-- WHAT IS EXPECTED --
In the records that follow, locate every line with "color" and extract it.

Figure record listings
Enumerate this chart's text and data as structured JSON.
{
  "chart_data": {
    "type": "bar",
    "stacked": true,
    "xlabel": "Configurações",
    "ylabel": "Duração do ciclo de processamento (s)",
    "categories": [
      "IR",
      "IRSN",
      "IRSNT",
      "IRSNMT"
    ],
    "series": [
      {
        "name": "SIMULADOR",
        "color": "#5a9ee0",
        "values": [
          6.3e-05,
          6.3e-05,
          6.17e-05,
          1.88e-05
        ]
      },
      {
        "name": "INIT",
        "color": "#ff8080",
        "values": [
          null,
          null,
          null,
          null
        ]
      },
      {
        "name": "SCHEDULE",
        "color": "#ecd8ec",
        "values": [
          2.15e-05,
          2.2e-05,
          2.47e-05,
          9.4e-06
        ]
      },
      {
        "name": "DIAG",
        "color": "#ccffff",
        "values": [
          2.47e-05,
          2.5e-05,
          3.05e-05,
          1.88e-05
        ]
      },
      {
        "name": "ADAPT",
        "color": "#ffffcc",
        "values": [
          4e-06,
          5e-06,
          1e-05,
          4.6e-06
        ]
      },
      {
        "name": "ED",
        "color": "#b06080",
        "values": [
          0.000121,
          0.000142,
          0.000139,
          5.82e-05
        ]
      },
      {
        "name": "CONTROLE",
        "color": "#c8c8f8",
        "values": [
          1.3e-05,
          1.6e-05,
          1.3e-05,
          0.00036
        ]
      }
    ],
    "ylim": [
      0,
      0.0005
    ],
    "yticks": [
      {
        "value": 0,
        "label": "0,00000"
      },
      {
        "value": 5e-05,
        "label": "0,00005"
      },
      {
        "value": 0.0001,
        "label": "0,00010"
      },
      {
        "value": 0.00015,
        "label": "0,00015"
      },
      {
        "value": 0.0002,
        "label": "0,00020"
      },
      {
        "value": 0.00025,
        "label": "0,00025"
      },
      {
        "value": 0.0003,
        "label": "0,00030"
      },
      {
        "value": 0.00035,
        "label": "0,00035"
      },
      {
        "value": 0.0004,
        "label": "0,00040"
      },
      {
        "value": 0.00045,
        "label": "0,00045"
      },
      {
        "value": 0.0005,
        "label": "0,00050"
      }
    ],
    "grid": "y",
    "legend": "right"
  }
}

-- EXERCISE OUTPUT --
        "color": "#5a9ee0",
        "color": "#ff8080",
        "color": "#ecd8ec",
        "color": "#ccffff",
        "color": "#ffffcc",
        "color": "#b06080",
        "color": "#c8c8f8",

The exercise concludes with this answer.